Direction: Output the records exactly. Include every line.

(Stored records)
⁂

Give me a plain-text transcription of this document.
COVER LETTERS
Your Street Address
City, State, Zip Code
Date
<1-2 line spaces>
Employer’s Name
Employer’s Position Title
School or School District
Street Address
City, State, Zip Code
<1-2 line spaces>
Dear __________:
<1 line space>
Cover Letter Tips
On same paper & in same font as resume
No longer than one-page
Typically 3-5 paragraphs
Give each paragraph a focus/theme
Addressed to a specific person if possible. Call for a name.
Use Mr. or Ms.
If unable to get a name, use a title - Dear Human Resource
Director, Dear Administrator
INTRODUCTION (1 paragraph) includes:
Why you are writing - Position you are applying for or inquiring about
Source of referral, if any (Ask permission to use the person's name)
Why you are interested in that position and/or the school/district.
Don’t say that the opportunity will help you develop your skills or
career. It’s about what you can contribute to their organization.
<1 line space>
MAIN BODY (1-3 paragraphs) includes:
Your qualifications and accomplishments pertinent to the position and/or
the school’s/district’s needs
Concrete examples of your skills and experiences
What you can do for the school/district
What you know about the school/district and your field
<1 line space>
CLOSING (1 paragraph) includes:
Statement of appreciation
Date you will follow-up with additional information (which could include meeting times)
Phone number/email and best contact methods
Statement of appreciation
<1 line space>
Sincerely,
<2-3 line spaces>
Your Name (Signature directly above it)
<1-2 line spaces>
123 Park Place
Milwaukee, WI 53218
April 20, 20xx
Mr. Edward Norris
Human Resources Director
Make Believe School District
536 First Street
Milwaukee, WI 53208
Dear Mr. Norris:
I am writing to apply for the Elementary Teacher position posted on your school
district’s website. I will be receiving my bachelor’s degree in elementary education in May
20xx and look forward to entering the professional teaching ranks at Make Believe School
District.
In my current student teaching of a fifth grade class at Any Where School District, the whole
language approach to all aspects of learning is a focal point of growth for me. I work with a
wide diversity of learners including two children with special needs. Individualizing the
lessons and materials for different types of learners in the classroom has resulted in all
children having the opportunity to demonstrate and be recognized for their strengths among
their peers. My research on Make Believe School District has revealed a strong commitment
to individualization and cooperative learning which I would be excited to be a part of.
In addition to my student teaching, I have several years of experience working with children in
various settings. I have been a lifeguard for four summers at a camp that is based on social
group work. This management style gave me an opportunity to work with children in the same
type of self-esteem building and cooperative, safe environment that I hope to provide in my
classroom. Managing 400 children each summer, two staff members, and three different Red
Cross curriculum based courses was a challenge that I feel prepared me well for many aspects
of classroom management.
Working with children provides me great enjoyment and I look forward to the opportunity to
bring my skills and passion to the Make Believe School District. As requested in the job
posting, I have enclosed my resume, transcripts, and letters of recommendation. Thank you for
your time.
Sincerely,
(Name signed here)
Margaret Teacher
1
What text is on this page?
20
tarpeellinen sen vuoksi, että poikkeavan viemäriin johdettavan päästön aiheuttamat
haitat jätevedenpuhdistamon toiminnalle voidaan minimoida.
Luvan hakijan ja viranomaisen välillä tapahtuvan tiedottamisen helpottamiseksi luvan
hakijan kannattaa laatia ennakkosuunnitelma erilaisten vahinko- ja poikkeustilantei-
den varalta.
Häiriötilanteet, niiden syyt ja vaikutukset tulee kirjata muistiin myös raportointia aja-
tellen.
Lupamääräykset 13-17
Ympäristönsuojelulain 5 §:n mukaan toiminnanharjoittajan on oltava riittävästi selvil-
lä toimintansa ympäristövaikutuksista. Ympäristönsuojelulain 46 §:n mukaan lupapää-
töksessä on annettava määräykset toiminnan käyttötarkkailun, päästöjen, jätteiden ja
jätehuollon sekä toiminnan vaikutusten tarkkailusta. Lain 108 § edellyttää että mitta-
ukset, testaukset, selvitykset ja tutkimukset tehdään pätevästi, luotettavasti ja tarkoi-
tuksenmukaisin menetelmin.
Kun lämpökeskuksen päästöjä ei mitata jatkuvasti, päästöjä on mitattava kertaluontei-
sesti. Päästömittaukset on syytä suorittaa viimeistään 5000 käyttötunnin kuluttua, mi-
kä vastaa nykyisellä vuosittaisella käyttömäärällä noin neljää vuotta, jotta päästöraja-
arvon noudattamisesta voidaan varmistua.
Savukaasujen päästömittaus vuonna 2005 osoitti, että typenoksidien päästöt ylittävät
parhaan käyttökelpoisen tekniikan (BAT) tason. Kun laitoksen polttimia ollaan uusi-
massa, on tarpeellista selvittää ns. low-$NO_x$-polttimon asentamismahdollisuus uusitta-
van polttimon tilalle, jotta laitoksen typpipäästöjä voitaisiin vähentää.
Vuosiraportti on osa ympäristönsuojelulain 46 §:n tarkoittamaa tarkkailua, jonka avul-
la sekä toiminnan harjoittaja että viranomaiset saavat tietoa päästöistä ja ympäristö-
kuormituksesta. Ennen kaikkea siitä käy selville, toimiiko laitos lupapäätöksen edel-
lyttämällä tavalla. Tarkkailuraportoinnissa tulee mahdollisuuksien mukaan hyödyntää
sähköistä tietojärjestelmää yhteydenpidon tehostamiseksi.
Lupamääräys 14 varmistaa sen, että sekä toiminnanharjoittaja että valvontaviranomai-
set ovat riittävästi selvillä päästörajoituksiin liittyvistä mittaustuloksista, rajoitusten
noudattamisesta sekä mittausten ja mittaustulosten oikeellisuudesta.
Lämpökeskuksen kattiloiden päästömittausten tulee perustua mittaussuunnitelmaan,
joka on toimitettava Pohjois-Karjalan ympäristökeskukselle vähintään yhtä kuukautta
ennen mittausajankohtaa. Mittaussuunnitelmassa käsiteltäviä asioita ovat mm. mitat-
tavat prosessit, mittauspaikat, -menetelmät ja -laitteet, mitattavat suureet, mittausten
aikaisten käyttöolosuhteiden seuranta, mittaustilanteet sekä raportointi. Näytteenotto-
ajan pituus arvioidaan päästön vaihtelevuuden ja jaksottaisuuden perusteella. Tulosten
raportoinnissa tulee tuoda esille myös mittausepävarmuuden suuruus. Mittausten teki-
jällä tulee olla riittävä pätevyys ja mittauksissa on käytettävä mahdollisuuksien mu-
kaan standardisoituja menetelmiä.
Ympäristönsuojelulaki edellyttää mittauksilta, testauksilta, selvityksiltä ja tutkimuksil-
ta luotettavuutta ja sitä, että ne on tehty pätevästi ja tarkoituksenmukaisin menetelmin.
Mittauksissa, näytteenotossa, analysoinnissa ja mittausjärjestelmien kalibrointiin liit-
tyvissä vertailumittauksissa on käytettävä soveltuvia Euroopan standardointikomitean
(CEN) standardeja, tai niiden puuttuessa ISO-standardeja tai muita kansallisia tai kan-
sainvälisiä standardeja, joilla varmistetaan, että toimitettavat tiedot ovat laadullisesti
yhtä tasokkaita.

⁂

Written response:
Give me a plain-text transcription of this document.
COVER LETTERS
Your Street Address
City, State, Zip Code
Date
<1-2 line spaces>
Employer’s Name
Employer’s Position Title
School or School District
Street Address
City, State, Zip Code
<1-2 line spaces>
Dear __________:
<1 line space>
Cover Letter Tips
On same paper & in same font as resume
No longer than one-page
Typically 3-5 paragraphs
Give each paragraph a focus/theme
Addressed to a specific person if possible. Call for a name.
Use Mr. or Ms.
If unable to get a name, use a title - Dear Human Resource
Director, Dear Administrator
INTRODUCTION (1 paragraph) includes:
Why you are writing - Position you are applying for or inquiring about
Source of referral, if any (Ask permission to use the person's name)
Why you are interested in that position and/or the school/district.
Don’t say that the opportunity will help you develop your skills or
career. It’s about what you can contribute to their organization.
<1 line space>
MAIN BODY (1-3 paragraphs) includes:
Your qualifications and accomplishments pertinent to the position and/or
the school’s/district’s needs
Concrete examples of your skills and experiences
What you can do for the school/district
What you know about the school/district and your field
<1 line space>
CLOSING (1 paragraph) includes:
Statement of appreciation
Date you will follow-up with additional information (which could include meeting times)
Phone number/email and best contact methods
Statement of appreciation
<1 line space>
Sincerely,
<2-3 line spaces>
Your Name (Signature directly above it)
<1-2 line spaces>
123 Park Place
Milwaukee, WI 53218
April 20, 20xx
Mr. Edward Norris
Human Resources Director
Make Believe School District
536 First Street
Milwaukee, WI 53208
Dear Mr. Norris:
I am writing to apply for the Elementary Teacher position posted on your school
district’s website. I will be receiving my bachelor’s degree in elementary education in May
20xx and look forward to entering the professional teaching ranks at Make Believe School
District.
In my current student teaching of a fifth grade class at Any Where School District, the whole
language approach to all aspects of learning is a focal point of growth for me. I work with a
wide diversity of learners including two children with special needs. Individualizing the
lessons and materials for different types of learners in the classroom has resulted in all
children having the opportunity to demonstrate and be recognized for their strengths among
their peers. My research on Make Believe School District has revealed a strong commitment
to individualization and cooperative learning which I would be excited to be a part of.
In addition to my student teaching, I have several years of experience working with children in
various settings. I have been a lifeguard for four summers at a camp that is based on social
group work. This management style gave me an opportunity to work with children in the same
type of self-esteem building and cooperative, safe environment that I hope to provide in my
classroom. Managing 400 children each summer, two staff members, and three different Red
Cross curriculum based courses was a challenge that I feel prepared me well for many aspects
of classroom management.
Working with children provides me great enjoyment and I look forward to the opportunity to
bring my skills and passion to the Make Believe School District. As requested in the job
posting, I have enclosed my resume, transcripts, and letters of recommendation. Thank you for
your time.
Sincerely,
(Name signed here)
Margaret Teacher
1
What text is on this page?
20
tarpeellinen sen vuoksi, että poikkeavan viemäriin johdettavan päästön aiheuttamat
haitat jätevedenpuhdistamon toiminnalle voidaan minimoida.
Luvan hakijan ja viranomaisen välillä tapahtuvan tiedottamisen helpottamiseksi luvan
hakijan kannattaa laatia ennakkosuunnitelma erilaisten vahinko- ja poikkeustilantei-
den varalta.
Häiriötilanteet, niiden syyt ja vaikutukset tulee kirjata muistiin myös raportointia aja-
tellen.
Lupamääräykset 13-17
Ympäristönsuojelulain 5 §:n mukaan toiminnanharjoittajan on oltava riittävästi selvil-
lä toimintansa ympäristövaikutuksista. Ympäristönsuojelulain 46 §:n mukaan lupapää-
töksessä on annettava määräykset toiminnan käyttötarkkailun, päästöjen, jätteiden ja
jätehuollon sekä toiminnan vaikutusten tarkkailusta. Lain 108 § edellyttää että mitta-
ukset, testaukset, selvitykset ja tutkimukset tehdään pätevästi, luotettavasti ja tarkoi-
tuksenmukaisin menetelmin.
Kun lämpökeskuksen päästöjä ei mitata jatkuvasti, päästöjä on mitattava kertaluontei-
sesti. Päästömittaukset on syytä suorittaa viimeistään 5000 käyttötunnin kuluttua, mi-
kä vastaa nykyisellä vuosittaisella käyttömäärällä noin neljää vuotta, jotta päästöraja-
arvon noudattamisesta voidaan varmistua.
Savukaasujen päästömittaus vuonna 2005 osoitti, että typenoksidien päästöt ylittävät
parhaan käyttökelpoisen tekniikan (BAT) tason. Kun laitoksen polttimia ollaan uusi-
massa, on tarpeellista selvittää ns. low-$NO_x$-polttimon asentamismahdollisuus uusitta-
van polttimon tilalle, jotta laitoksen typpipäästöjä voitaisiin vähentää.
Vuosiraportti on osa ympäristönsuojelulain 46 §:n tarkoittamaa tarkkailua, jonka avul-
la sekä toiminnan harjoittaja että viranomaiset saavat tietoa päästöistä ja ympäristö-
kuormituksesta. Ennen kaikkea siitä käy selville, toimiiko laitos lupapäätöksen edel-
lyttämällä tavalla. Tarkkailuraportoinnissa tulee mahdollisuuksien mukaan hyödyntää
sähköistä tietojärjestelmää yhteydenpidon tehostamiseksi.
Lupamääräys 14 varmistaa sen, että sekä toiminnanharjoittaja että valvontaviranomai-
set ovat riittävästi selvillä päästörajoituksiin liittyvistä mittaustuloksista, rajoitusten
noudattamisesta sekä mittausten ja mittaustulosten oikeellisuudesta.
Lämpökeskuksen kattiloiden päästömittausten tulee perustua mittaussuunnitelmaan,
joka on toimitettava Pohjois-Karjalan ympäristökeskukselle vähintään yhtä kuukautta
ennen mittausajankohtaa. Mittaussuunnitelmassa käsiteltäviä asioita ovat mm. mitat-
tavat prosessit, mittauspaikat, -menetelmät ja -laitteet, mitattavat suureet, mittausten
aikaisten käyttöolosuhteiden seuranta, mittaustilanteet sekä raportointi. Näytteenotto-
ajan pituus arvioidaan päästön vaihtelevuuden ja jaksottaisuuden perusteella. Tulosten
raportoinnissa tulee tuoda esille myös mittausepävarmuuden suuruus. Mittausten teki-
jällä tulee olla riittävä pätevyys ja mittauksissa on käytettävä mahdollisuuksien mu-
kaan standardisoituja menetelmiä.
Ympäristönsuojelulaki edellyttää mittauksilta, testauksilta, selvityksiltä ja tutkimuksil-
ta luotettavuutta ja sitä, että ne on tehty pätevästi ja tarkoituksenmukaisin menetelmin.
Mittauksissa, näytteenotossa, analysoinnissa ja mittausjärjestelmien kalibrointiin liit-
tyvissä vertailumittauksissa on käytettävä soveltuvia Euroopan standardointikomitean
(CEN) standardeja, tai niiden puuttuessa ISO-standardeja tai muita kansallisia tai kan-
sainvälisiä standardeja, joilla varmistetaan, että toimitettavat tiedot ovat laadullisesti
yhtä tasokkaita.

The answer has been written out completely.